__REQUIREMENT__:
Identify every line in the records below that contains the word "date", and copy each of those lines.
--- START DATA FOR THIS TASK ---
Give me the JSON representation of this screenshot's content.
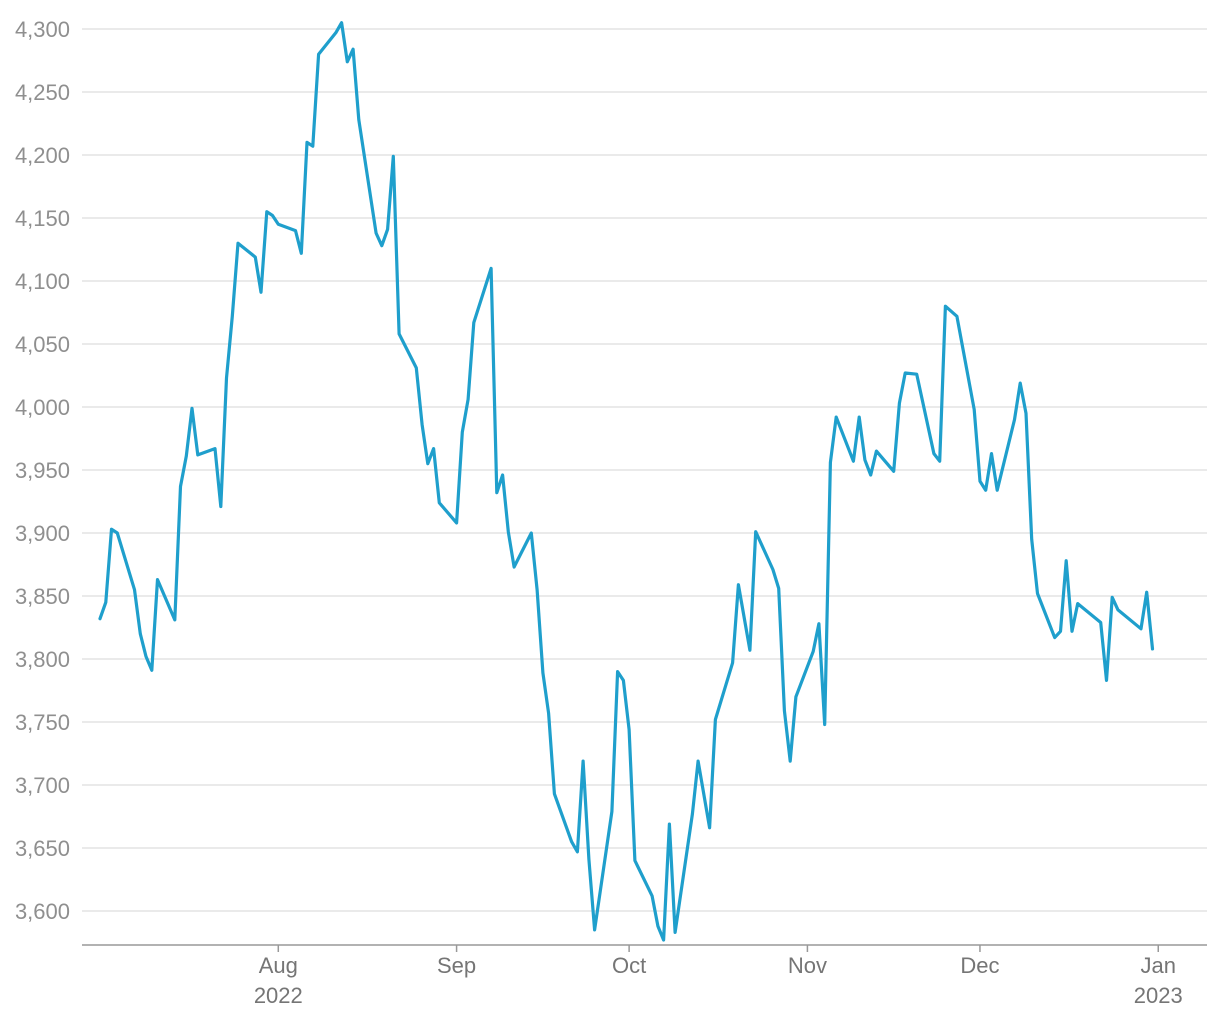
{
  "chart_data": {
    "type": "line",
    "title": "",
    "xlabel": "",
    "ylabel": "",
    "ylim": [
      3580,
      4305
    ],
    "xlim": [
      "2022-07-01",
      "2023-01-06"
    ],
    "grid": true,
    "legend": "none",
    "y_ticks": [
      {
        "value": 3600,
        "label": "3,600"
      },
      {
        "value": 3650,
        "label": "3,650"
      },
      {
        "value": 3700,
        "label": "3,700"
      },
      {
        "value": 3750,
        "label": "3,750"
      },
      {
        "value": 3800,
        "label": "3,800"
      },
      {
        "value": 3850,
        "label": "3,850"
      },
      {
        "value": 3900,
        "label": "3,900"
      },
      {
        "value": 3950,
        "label": "3,950"
      },
      {
        "value": 4000,
        "label": "4,000"
      },
      {
        "value": 4050,
        "label": "4,050"
      },
      {
        "value": 4100,
        "label": "4,100"
      },
      {
        "value": 4150,
        "label": "4,150"
      },
      {
        "value": 4200,
        "label": "4,200"
      },
      {
        "value": 4250,
        "label": "4,250"
      },
      {
        "value": 4300,
        "label": "4,300"
      }
    ],
    "x_ticks": [
      {
        "date": "2022-08-01",
        "label": "Aug",
        "sublabel": "2022"
      },
      {
        "date": "2022-09-01",
        "label": "Sep",
        "sublabel": ""
      },
      {
        "date": "2022-10-01",
        "label": "Oct",
        "sublabel": ""
      },
      {
        "date": "2022-11-01",
        "label": "Nov",
        "sublabel": ""
      },
      {
        "date": "2022-12-01",
        "label": "Dec",
        "sublabel": ""
      },
      {
        "date": "2023-01-01",
        "label": "Jan",
        "sublabel": "2023"
      }
    ],
    "series": [
      {
        "color": "#1f9fcc",
        "points": [
          [
            "2022-07-01",
            3832
          ],
          [
            "2022-07-02",
            3845
          ],
          [
            "2022-07-03",
            3903
          ],
          [
            "2022-07-04",
            3900
          ],
          [
            "2022-07-07",
            3855
          ],
          [
            "2022-07-08",
            3820
          ],
          [
            "2022-07-09",
            3802
          ],
          [
            "2022-07-10",
            3791
          ],
          [
            "2022-07-11",
            3863
          ],
          [
            "2022-07-14",
            3831
          ],
          [
            "2022-07-15",
            3937
          ],
          [
            "2022-07-16",
            3961
          ],
          [
            "2022-07-17",
            3999
          ],
          [
            "2022-07-18",
            3962
          ],
          [
            "2022-07-21",
            3967
          ],
          [
            "2022-07-22",
            3921
          ],
          [
            "2022-07-23",
            4023
          ],
          [
            "2022-07-24",
            4072
          ],
          [
            "2022-07-25",
            4130
          ],
          [
            "2022-07-28",
            4119
          ],
          [
            "2022-07-29",
            4091
          ],
          [
            "2022-07-30",
            4155
          ],
          [
            "2022-07-31",
            4152
          ],
          [
            "2022-08-01",
            4145
          ],
          [
            "2022-08-04",
            4140
          ],
          [
            "2022-08-05",
            4122
          ],
          [
            "2022-08-06",
            4210
          ],
          [
            "2022-08-07",
            4207
          ],
          [
            "2022-08-08",
            4280
          ],
          [
            "2022-08-11",
            4297
          ],
          [
            "2022-08-12",
            4305
          ],
          [
            "2022-08-13",
            4274
          ],
          [
            "2022-08-14",
            4284
          ],
          [
            "2022-08-15",
            4228
          ],
          [
            "2022-08-18",
            4138
          ],
          [
            "2022-08-19",
            4128
          ],
          [
            "2022-08-20",
            4141
          ],
          [
            "2022-08-21",
            4199
          ],
          [
            "2022-08-22",
            4058
          ],
          [
            "2022-08-25",
            4031
          ],
          [
            "2022-08-26",
            3986
          ],
          [
            "2022-08-27",
            3955
          ],
          [
            "2022-08-28",
            3967
          ],
          [
            "2022-08-29",
            3924
          ],
          [
            "2022-09-01",
            3908
          ],
          [
            "2022-09-02",
            3980
          ],
          [
            "2022-09-03",
            4006
          ],
          [
            "2022-09-04",
            4067
          ],
          [
            "2022-09-07",
            4110
          ],
          [
            "2022-09-08",
            3932
          ],
          [
            "2022-09-09",
            3946
          ],
          [
            "2022-09-10",
            3901
          ],
          [
            "2022-09-11",
            3873
          ],
          [
            "2022-09-14",
            3900
          ],
          [
            "2022-09-15",
            3855
          ],
          [
            "2022-09-16",
            3789
          ],
          [
            "2022-09-17",
            3757
          ],
          [
            "2022-09-18",
            3693
          ],
          [
            "2022-09-21",
            3655
          ],
          [
            "2022-09-22",
            3647
          ],
          [
            "2022-09-23",
            3719
          ],
          [
            "2022-09-24",
            3641
          ],
          [
            "2022-09-25",
            3585
          ],
          [
            "2022-09-28",
            3679
          ],
          [
            "2022-09-29",
            3790
          ],
          [
            "2022-09-30",
            3783
          ],
          [
            "2022-10-01",
            3744
          ],
          [
            "2022-10-02",
            3640
          ],
          [
            "2022-10-05",
            3612
          ],
          [
            "2022-10-06",
            3588
          ],
          [
            "2022-10-07",
            3577
          ],
          [
            "2022-10-08",
            3669
          ],
          [
            "2022-10-09",
            3583
          ],
          [
            "2022-10-12",
            3677
          ],
          [
            "2022-10-13",
            3719
          ],
          [
            "2022-10-15",
            3666
          ],
          [
            "2022-10-16",
            3752
          ],
          [
            "2022-10-19",
            3797
          ],
          [
            "2022-10-20",
            3859
          ],
          [
            "2022-10-22",
            3807
          ],
          [
            "2022-10-23",
            3901
          ],
          [
            "2022-10-26",
            3871
          ],
          [
            "2022-10-27",
            3856
          ],
          [
            "2022-10-28",
            3759
          ],
          [
            "2022-10-29",
            3719
          ],
          [
            "2022-10-30",
            3770
          ],
          [
            "2022-11-02",
            3806
          ],
          [
            "2022-11-03",
            3828
          ],
          [
            "2022-11-04",
            3748
          ],
          [
            "2022-11-05",
            3956
          ],
          [
            "2022-11-06",
            3992
          ],
          [
            "2022-11-09",
            3957
          ],
          [
            "2022-11-10",
            3992
          ],
          [
            "2022-11-11",
            3958
          ],
          [
            "2022-11-12",
            3946
          ],
          [
            "2022-11-13",
            3965
          ],
          [
            "2022-11-16",
            3949
          ],
          [
            "2022-11-17",
            4003
          ],
          [
            "2022-11-18",
            4027
          ],
          [
            "2022-11-20",
            4026
          ],
          [
            "2022-11-23",
            3963
          ],
          [
            "2022-11-24",
            3957
          ],
          [
            "2022-11-25",
            4080
          ],
          [
            "2022-11-27",
            4072
          ],
          [
            "2022-11-30",
            3998
          ],
          [
            "2022-12-01",
            3941
          ],
          [
            "2022-12-02",
            3934
          ],
          [
            "2022-12-03",
            3963
          ],
          [
            "2022-12-04",
            3934
          ],
          [
            "2022-12-07",
            3990
          ],
          [
            "2022-12-08",
            4019
          ],
          [
            "2022-12-09",
            3995
          ],
          [
            "2022-12-10",
            3895
          ],
          [
            "2022-12-11",
            3852
          ],
          [
            "2022-12-14",
            3817
          ],
          [
            "2022-12-15",
            3822
          ],
          [
            "2022-12-16",
            3878
          ],
          [
            "2022-12-17",
            3822
          ],
          [
            "2022-12-18",
            3844
          ],
          [
            "2022-12-22",
            3829
          ],
          [
            "2022-12-23",
            3783
          ],
          [
            "2022-12-24",
            3849
          ],
          [
            "2022-12-25",
            3839
          ],
          [
            "2022-12-29",
            3824
          ],
          [
            "2022-12-30",
            3853
          ],
          [
            "2022-12-31",
            3808
          ]
        ]
      }
    ]
  }
}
--- END DATA FOR THIS TASK ---
__SOLUTION BELOW__:
        "date": "2022-08-01",
        "date": "2022-09-01",
        "date": "2022-10-01",
        "date": "2022-11-01",
        "date": "2022-12-01",
        "date": "2023-01-01",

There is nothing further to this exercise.